Efforts by cities to lower carbon output in buildings, transport, materials efficiency and waste could deliver economic returns amounting to $24tr globally, according to a new report from the Coalition for Urban Transitions.

The Coalition for Urban Transitions comprises 50 organisations, with significant funding from the UK Government’s Department for International Development. The body has urged national governments to do more in cities, which now hold over half the world’s population and produce three-quarters of carbon emissions, it said.

The report calls for an investment of US$1.8tr (£1.4tr) – approximately 2 per cent of global GDP – per year. It also suggests that this investment would generate annual returns worth US$2.8tr in 2030 and US$7tr in 2050 based on cost savings alone.

Many of these low-carbon measures would pay for themselves in less than five years, including more efficient lighting, electric vehicles, improved freight logistics and solid waste management.

Low-carbon measures in cities – based on already available technologies, such as electric buses – could deliver over half the emissions cuts needed to keep global temperature rise below 2°C above pre-industrial times, the level mandated in the 2015 Paris Agreement.

“It is possible and realistic to realise net-zero urban emissions by 2050,” UN secretary-general Antonio Guterres said in a statement on the report.

————————

§ Task 1
In the urban emissions passage, what annual investment does the report call for?
§ Task 2
Rewrite the urban emissions passage from "The Coalition for Urban Transitions comprises" up to and including "emissions, it said.", changing "national governments" to "regional governments".

§ Records supplied

————————

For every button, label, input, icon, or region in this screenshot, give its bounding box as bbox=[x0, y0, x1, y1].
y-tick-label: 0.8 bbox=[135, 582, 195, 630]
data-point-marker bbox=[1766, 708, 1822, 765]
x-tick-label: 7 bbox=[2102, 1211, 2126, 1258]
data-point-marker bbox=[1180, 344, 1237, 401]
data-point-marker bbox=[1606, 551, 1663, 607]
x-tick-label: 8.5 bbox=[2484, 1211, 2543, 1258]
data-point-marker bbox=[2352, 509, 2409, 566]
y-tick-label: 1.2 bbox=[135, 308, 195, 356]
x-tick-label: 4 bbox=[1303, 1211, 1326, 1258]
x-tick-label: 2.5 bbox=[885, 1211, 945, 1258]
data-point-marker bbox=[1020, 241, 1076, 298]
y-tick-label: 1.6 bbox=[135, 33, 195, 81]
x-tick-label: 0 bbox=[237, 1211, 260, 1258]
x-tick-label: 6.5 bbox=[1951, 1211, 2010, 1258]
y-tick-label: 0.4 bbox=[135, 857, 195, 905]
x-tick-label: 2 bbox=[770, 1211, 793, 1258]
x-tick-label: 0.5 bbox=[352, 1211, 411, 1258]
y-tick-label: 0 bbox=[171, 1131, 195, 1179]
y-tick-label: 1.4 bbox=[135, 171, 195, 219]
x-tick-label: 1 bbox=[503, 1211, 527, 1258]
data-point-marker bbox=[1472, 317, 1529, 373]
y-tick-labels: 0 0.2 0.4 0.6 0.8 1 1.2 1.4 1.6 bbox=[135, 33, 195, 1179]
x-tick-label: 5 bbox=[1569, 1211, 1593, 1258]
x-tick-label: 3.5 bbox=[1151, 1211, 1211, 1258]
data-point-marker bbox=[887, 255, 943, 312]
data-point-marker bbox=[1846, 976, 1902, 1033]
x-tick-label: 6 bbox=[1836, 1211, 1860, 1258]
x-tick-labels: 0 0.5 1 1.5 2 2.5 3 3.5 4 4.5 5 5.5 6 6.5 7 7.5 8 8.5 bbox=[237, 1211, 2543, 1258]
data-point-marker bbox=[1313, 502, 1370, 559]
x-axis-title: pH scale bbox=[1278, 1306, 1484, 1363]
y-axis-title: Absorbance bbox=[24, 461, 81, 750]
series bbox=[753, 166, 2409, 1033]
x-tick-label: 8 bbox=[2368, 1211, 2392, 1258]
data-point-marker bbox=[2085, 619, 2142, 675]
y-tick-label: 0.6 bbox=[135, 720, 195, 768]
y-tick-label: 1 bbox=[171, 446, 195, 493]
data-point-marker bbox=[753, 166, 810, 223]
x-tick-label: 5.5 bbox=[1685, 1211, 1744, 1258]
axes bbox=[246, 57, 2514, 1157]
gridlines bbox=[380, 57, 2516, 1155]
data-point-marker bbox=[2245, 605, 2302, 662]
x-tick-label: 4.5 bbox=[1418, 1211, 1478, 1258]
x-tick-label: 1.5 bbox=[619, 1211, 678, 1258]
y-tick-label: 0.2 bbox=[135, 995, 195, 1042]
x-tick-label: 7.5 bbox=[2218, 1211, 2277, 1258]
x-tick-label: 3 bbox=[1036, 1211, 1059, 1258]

————————

§ Complete answer 1
US$1.8tr (£1.4tr) per year, about 2 per cent of global GDP.

§ Complete answer 2
The Coalition for Urban Transitions comprises 50 organisations, with significant funding from the UK Government’s Department for International Development. The body has urged regional governments to do more in cities, which now hold over half the world’s population and produce three-quarters of carbon emissions, it said.